Material to process:
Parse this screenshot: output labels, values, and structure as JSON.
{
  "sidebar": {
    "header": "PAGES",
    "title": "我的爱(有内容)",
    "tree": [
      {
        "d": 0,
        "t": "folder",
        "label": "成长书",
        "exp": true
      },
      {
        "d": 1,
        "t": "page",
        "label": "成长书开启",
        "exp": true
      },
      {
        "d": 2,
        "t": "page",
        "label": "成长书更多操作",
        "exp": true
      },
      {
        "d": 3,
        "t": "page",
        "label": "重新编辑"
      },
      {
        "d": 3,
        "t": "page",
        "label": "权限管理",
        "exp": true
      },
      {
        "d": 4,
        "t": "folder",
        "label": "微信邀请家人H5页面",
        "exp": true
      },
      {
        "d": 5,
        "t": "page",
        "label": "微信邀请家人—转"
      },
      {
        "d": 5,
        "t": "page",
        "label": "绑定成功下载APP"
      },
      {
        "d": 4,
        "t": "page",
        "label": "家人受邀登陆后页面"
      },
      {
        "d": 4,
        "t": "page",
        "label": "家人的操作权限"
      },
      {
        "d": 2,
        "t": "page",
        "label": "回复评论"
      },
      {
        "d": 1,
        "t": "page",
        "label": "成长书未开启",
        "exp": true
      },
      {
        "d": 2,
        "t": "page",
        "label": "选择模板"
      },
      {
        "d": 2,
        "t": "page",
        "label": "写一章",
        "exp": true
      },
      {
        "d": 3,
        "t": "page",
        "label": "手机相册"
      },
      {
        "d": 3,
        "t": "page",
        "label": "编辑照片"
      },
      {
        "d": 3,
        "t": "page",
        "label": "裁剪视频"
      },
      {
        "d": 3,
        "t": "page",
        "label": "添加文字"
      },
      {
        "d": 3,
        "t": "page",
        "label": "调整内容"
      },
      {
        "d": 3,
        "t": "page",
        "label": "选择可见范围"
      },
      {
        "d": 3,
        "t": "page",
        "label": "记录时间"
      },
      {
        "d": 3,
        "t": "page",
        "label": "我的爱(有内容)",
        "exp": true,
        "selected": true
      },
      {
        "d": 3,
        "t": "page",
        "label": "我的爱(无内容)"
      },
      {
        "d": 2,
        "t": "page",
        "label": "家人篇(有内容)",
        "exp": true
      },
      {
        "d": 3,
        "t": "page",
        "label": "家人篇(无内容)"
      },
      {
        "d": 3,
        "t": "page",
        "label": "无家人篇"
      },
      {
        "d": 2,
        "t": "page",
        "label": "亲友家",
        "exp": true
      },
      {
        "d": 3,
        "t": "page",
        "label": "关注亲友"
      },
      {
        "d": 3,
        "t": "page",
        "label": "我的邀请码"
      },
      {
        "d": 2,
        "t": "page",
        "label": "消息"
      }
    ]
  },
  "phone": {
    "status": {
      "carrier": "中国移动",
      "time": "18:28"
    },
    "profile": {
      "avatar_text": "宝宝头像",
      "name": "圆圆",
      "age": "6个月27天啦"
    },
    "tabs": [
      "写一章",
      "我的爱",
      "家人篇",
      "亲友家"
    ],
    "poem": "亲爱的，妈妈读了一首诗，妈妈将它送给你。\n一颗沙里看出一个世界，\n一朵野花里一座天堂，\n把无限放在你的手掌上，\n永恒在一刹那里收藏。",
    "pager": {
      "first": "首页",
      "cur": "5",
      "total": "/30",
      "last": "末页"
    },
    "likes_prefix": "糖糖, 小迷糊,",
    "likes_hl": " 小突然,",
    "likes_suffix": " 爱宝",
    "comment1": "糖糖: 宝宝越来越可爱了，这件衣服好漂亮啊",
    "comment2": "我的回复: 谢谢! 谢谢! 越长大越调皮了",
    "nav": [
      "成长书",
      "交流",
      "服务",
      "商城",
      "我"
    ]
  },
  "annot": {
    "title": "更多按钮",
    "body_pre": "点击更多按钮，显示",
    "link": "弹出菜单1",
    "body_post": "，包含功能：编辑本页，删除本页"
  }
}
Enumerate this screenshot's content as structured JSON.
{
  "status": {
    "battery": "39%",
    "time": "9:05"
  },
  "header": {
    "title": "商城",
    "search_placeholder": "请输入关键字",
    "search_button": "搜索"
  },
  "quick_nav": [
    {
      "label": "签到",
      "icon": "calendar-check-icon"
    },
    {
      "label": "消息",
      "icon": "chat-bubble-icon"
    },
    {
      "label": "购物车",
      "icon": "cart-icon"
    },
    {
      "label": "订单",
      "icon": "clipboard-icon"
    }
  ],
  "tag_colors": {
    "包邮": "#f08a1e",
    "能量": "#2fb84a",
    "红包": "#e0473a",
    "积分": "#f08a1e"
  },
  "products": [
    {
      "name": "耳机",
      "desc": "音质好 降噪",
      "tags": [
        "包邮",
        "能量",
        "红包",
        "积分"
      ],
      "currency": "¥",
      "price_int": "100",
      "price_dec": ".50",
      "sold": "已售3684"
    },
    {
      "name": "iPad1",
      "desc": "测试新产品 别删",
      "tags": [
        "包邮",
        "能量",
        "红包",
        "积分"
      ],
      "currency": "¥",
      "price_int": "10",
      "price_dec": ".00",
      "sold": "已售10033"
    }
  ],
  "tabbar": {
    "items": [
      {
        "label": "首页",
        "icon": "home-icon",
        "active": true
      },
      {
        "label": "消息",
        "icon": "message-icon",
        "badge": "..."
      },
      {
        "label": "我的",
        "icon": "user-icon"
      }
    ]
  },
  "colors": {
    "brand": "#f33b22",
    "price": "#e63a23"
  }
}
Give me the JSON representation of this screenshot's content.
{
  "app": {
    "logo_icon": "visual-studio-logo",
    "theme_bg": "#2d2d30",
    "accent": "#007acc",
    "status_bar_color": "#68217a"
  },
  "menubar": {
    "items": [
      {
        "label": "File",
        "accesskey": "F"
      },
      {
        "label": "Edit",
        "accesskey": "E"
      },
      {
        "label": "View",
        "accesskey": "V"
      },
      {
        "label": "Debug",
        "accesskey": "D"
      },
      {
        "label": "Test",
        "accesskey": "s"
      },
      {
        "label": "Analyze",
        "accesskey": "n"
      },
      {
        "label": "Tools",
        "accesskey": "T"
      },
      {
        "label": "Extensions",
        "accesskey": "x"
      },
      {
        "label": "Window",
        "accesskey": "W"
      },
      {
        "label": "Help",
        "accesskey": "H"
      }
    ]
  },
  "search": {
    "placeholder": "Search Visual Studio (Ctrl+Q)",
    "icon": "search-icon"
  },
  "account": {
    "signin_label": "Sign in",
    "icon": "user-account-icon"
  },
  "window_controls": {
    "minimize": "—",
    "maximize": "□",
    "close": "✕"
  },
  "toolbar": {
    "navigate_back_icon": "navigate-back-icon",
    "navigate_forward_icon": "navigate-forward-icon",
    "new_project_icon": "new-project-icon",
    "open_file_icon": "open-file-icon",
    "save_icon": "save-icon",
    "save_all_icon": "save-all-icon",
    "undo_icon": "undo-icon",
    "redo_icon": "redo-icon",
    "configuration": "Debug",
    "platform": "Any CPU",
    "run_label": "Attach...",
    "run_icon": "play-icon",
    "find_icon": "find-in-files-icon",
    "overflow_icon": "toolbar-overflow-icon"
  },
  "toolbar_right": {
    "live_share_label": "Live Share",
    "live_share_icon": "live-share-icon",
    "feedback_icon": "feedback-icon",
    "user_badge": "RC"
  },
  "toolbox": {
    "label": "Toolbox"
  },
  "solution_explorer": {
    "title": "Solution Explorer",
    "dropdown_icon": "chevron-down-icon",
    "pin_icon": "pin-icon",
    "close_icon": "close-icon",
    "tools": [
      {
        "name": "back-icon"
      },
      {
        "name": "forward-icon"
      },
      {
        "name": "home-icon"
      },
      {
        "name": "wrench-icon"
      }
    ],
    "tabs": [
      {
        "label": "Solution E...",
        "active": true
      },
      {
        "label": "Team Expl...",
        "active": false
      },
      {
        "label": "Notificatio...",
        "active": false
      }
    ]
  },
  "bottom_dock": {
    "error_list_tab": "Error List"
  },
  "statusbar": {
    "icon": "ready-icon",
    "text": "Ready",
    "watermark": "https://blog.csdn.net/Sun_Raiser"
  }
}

Written task: Copy out each line of the records where the string "name" appears.

Response:
      "name": "圆圆",
      "name": "耳机",
      "name": "iPad1",
        "name": "back-icon"
        "name": "forward-icon"
        "name": "home-icon"
        "name": "wrench-icon"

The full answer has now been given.